++++ DATA FOR THIS TASK ++++

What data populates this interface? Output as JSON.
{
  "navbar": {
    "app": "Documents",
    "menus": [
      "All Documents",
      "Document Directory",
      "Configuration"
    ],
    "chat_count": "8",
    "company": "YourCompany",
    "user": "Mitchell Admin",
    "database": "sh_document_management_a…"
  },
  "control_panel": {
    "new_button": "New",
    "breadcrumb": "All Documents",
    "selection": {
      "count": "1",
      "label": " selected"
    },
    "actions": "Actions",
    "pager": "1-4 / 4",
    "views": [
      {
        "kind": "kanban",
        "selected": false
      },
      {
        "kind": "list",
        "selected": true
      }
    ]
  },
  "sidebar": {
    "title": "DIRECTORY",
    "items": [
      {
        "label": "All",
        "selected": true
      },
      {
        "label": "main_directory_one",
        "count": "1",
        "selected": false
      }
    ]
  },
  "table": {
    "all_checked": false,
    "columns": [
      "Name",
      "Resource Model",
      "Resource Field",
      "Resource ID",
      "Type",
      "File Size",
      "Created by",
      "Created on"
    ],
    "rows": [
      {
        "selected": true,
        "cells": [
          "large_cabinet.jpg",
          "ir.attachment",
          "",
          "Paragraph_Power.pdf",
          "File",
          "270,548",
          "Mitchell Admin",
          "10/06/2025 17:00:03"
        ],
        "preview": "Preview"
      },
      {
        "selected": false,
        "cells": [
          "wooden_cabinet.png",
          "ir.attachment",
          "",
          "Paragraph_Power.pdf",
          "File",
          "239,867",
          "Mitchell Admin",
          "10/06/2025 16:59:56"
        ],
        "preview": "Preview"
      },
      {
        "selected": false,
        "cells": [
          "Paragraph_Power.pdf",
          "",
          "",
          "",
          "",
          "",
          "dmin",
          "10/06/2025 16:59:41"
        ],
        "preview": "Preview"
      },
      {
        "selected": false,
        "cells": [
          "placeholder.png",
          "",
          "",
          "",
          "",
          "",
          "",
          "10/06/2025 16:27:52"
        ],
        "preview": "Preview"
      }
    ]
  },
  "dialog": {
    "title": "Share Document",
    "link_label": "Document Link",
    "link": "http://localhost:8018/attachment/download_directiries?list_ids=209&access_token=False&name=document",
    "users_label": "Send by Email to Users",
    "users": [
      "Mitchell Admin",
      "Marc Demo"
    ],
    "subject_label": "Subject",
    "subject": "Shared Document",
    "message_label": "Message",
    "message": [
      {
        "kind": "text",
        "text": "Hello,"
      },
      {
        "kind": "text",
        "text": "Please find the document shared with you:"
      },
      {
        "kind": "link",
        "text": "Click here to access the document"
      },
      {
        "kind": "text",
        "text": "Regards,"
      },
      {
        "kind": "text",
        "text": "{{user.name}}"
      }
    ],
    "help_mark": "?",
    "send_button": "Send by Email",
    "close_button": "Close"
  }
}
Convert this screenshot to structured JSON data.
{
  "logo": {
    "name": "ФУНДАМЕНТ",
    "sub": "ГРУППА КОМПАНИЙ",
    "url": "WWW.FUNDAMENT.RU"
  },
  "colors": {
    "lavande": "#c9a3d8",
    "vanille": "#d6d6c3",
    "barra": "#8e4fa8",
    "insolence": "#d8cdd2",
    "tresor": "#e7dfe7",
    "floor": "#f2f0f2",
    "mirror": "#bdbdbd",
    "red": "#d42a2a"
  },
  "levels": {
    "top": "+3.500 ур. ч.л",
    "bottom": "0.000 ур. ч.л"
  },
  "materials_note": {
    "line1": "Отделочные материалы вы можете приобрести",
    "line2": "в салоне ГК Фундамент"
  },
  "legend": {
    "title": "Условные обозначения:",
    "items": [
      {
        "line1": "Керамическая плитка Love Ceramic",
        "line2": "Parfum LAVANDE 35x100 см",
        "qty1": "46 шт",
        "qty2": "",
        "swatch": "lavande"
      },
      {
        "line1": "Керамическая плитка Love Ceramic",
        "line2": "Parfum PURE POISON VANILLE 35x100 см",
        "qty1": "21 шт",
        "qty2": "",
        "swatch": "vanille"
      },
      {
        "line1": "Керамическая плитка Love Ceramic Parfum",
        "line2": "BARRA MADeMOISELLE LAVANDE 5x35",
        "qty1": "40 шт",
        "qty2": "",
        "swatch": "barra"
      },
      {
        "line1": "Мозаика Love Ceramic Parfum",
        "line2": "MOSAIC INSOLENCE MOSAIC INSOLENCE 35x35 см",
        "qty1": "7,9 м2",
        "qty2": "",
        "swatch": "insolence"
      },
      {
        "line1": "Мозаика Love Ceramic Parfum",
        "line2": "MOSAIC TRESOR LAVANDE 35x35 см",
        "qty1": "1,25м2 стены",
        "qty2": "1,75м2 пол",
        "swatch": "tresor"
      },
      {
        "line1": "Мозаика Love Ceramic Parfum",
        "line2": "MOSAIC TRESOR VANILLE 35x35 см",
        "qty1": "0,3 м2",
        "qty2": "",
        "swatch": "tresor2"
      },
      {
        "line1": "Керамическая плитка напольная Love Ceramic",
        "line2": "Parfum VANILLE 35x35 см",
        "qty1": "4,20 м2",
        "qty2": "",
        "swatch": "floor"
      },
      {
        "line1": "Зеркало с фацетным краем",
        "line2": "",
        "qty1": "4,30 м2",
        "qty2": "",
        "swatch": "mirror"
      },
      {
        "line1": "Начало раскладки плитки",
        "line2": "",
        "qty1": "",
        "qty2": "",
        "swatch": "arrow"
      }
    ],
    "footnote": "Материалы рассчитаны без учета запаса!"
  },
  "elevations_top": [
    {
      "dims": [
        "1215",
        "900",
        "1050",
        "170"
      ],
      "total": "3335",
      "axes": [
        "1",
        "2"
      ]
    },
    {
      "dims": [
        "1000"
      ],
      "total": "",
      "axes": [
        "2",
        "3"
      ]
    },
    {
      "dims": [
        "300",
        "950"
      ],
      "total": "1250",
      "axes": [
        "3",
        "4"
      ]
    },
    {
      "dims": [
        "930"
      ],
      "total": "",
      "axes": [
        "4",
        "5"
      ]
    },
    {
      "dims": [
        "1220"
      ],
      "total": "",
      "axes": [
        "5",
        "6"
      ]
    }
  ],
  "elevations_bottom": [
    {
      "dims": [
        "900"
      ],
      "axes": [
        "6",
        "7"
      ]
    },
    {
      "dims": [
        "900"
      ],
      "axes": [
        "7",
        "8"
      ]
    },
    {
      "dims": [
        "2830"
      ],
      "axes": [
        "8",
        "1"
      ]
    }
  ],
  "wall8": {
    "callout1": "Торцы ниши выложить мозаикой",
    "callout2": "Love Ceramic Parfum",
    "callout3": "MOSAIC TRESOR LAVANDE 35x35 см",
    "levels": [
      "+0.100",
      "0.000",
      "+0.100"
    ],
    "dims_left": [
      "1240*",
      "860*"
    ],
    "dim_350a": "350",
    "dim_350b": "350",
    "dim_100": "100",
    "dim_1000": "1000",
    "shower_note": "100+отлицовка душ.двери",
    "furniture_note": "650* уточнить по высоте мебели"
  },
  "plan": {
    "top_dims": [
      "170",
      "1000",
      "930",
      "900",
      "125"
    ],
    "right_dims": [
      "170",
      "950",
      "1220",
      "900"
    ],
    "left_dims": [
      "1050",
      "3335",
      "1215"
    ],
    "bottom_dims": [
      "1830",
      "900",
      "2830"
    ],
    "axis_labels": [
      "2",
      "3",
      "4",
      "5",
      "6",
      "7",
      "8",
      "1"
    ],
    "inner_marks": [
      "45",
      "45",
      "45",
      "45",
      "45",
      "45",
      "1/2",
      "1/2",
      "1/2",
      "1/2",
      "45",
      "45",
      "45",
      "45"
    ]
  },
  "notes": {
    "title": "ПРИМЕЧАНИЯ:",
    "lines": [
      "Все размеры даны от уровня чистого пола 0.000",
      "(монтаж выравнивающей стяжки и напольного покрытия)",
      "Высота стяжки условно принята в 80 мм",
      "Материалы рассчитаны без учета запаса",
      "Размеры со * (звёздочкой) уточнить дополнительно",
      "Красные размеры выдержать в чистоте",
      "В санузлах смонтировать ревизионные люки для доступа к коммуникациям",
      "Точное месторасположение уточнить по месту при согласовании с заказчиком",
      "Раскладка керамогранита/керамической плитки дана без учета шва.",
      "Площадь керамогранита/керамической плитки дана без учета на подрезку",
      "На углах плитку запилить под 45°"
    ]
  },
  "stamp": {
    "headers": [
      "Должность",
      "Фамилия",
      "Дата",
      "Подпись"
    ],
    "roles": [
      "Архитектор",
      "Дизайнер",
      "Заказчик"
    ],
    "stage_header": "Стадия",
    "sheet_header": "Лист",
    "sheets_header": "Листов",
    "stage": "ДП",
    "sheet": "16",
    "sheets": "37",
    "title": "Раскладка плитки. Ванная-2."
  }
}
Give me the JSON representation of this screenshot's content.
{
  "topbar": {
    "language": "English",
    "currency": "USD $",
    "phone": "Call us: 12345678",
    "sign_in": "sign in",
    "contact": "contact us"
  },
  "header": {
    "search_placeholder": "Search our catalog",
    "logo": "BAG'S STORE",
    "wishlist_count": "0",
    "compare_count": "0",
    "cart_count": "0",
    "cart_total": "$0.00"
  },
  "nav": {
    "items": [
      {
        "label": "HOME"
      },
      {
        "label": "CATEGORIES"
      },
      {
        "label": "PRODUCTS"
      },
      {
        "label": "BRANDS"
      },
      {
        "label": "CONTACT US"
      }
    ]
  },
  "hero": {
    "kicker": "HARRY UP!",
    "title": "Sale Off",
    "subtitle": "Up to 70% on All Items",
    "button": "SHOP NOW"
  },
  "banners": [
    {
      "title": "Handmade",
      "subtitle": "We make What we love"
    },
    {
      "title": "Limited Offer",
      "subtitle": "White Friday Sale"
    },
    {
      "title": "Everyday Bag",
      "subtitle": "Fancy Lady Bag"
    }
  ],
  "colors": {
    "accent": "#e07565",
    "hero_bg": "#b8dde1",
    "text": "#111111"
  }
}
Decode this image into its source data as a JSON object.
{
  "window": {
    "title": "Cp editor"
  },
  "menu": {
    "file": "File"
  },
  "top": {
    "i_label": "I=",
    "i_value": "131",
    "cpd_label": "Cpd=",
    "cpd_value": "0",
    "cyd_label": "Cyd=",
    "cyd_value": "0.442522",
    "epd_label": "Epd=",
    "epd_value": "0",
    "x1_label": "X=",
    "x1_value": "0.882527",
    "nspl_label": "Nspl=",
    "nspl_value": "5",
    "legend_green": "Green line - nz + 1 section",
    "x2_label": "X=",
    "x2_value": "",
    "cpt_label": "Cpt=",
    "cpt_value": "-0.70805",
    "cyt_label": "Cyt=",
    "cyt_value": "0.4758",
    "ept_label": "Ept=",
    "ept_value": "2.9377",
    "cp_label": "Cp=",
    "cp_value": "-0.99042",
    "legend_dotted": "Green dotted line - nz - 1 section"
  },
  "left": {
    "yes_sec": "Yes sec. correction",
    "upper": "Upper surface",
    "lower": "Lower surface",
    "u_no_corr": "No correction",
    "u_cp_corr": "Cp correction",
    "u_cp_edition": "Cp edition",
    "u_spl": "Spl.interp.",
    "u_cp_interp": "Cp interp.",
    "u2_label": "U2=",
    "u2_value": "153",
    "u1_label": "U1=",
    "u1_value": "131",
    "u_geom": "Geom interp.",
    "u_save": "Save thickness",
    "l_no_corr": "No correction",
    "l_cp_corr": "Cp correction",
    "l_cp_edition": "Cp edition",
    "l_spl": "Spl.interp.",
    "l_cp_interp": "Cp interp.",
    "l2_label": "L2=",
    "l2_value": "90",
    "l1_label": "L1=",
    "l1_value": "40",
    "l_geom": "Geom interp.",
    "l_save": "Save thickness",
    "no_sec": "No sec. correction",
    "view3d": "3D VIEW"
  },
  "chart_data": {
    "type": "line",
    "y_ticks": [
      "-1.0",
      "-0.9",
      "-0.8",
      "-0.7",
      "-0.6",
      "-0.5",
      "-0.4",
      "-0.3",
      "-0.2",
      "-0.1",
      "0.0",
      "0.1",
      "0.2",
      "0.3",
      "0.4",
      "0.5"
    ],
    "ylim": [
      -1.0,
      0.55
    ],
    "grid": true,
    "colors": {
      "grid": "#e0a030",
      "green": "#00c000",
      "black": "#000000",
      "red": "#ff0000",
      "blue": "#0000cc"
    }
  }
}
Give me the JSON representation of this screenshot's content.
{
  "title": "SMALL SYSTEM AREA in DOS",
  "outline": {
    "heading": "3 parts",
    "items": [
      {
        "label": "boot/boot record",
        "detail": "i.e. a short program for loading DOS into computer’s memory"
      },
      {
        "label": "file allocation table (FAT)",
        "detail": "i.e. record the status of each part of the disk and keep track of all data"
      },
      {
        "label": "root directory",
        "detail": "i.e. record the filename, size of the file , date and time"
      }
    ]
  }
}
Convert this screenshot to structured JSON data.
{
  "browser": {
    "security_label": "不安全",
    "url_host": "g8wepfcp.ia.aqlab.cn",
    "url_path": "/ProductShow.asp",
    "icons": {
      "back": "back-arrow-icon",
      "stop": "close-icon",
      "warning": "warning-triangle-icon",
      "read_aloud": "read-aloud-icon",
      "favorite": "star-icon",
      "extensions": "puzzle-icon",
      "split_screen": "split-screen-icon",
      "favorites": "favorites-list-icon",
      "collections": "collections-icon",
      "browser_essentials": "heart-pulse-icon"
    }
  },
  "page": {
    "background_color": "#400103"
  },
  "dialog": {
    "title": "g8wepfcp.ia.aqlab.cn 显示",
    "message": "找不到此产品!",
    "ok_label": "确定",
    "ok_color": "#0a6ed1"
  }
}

++++

**TASK DESCRIPTION**.
Across the records, how many lines contain "Mitchell"? Only the number should be given.

**FINISHED EXERCISE**.
4